Directions for this task — Search the records below for the word "Instrument". Pull out each line that has it.

Records from a data collection
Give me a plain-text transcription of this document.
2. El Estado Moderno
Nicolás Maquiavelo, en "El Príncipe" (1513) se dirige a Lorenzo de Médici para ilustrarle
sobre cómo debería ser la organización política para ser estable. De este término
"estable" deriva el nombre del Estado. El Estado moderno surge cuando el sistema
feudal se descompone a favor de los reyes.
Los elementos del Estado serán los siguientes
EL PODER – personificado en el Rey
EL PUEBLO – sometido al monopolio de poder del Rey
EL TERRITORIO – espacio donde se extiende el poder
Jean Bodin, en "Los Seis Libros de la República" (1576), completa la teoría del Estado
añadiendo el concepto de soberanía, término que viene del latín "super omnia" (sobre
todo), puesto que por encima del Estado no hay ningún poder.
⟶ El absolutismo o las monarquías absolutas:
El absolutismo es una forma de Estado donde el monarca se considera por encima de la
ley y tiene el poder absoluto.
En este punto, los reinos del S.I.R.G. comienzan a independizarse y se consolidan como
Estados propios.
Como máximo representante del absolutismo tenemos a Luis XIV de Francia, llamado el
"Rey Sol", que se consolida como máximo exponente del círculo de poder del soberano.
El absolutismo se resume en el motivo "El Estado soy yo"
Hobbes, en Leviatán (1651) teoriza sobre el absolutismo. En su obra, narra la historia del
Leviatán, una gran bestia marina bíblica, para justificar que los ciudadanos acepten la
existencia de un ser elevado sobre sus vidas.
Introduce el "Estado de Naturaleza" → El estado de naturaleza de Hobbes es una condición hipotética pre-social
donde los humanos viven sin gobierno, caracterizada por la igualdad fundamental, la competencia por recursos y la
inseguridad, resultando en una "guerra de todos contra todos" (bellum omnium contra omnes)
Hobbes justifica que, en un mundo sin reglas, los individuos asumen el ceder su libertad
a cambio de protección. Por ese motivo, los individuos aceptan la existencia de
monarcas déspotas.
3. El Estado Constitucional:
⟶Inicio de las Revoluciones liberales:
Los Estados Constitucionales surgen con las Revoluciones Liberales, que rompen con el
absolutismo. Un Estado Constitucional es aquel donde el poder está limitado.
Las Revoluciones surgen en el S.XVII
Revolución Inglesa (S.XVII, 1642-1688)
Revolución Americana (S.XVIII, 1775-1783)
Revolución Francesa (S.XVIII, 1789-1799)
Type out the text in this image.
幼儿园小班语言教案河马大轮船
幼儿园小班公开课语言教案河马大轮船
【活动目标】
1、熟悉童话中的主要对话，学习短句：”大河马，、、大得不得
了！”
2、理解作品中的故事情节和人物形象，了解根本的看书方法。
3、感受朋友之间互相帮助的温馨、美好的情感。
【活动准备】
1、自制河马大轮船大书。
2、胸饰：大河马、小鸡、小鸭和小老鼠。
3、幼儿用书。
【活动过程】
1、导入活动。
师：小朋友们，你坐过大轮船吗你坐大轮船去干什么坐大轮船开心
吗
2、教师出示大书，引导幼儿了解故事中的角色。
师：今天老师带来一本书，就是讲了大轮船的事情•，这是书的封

--

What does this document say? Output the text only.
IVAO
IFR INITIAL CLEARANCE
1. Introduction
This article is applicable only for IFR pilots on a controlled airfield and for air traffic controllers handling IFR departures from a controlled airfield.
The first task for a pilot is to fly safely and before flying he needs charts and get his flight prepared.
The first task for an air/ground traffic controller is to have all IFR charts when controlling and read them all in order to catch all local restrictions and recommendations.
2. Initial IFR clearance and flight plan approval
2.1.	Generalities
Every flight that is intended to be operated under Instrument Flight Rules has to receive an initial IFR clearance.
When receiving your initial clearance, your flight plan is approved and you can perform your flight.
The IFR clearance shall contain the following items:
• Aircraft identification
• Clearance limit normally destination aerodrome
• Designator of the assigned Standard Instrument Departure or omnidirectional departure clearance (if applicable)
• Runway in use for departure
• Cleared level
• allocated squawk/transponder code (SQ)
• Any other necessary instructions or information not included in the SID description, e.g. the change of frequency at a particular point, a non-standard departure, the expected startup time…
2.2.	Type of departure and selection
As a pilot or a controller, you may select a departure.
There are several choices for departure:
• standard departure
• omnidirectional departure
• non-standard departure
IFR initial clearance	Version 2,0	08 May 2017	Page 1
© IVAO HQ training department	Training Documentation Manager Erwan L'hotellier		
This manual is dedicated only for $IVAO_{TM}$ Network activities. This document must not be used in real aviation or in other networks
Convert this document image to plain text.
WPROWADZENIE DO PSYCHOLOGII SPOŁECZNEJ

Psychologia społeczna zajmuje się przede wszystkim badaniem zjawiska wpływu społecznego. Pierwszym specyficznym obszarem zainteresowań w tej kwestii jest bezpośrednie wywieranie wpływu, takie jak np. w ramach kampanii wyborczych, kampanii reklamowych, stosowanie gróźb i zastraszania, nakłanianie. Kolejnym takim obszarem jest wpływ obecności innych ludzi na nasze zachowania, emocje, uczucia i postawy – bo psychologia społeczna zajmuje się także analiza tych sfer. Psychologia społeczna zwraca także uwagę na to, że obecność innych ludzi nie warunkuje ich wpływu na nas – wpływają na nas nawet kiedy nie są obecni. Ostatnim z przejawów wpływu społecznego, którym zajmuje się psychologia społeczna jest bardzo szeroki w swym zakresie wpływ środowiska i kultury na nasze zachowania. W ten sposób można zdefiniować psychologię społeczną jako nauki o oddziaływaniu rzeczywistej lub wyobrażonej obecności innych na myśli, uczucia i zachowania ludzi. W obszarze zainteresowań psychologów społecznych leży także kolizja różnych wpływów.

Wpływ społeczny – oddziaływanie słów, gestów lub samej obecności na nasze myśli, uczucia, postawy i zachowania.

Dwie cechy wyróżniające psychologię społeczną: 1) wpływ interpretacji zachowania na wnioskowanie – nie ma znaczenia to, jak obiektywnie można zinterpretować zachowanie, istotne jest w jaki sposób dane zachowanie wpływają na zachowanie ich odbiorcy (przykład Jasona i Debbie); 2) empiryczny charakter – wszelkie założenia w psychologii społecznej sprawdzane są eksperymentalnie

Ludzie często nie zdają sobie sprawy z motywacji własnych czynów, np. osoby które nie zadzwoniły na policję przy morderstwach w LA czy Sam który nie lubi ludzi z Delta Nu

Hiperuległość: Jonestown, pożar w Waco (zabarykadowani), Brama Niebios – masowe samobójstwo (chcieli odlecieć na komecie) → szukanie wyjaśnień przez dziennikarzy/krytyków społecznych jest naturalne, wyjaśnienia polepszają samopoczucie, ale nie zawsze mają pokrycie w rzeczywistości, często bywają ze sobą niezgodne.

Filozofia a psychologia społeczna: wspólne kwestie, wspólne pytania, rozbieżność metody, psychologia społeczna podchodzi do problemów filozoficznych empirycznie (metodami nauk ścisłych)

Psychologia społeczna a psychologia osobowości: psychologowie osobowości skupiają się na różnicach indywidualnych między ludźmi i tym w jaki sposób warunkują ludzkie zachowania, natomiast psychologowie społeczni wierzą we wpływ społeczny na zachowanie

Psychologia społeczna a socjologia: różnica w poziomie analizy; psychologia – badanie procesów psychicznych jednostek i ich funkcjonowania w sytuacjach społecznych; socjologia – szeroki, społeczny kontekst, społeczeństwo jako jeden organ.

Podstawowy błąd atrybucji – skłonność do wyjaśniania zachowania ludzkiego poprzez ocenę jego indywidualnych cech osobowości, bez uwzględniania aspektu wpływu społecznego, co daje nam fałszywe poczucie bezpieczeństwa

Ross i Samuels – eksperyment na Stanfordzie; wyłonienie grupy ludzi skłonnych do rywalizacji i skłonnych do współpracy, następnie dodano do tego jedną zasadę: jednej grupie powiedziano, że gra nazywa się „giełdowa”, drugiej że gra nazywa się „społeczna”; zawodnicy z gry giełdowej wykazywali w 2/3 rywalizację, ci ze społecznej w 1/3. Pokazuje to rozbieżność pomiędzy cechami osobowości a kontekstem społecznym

Answer for the task —
Every flight that is intended to be operated under Instrument Flight Rules has to receive an initial IFR clearance.
• Designator of the assigned Standard Instrument Departure or omnidirectional departure clearance (if applicable)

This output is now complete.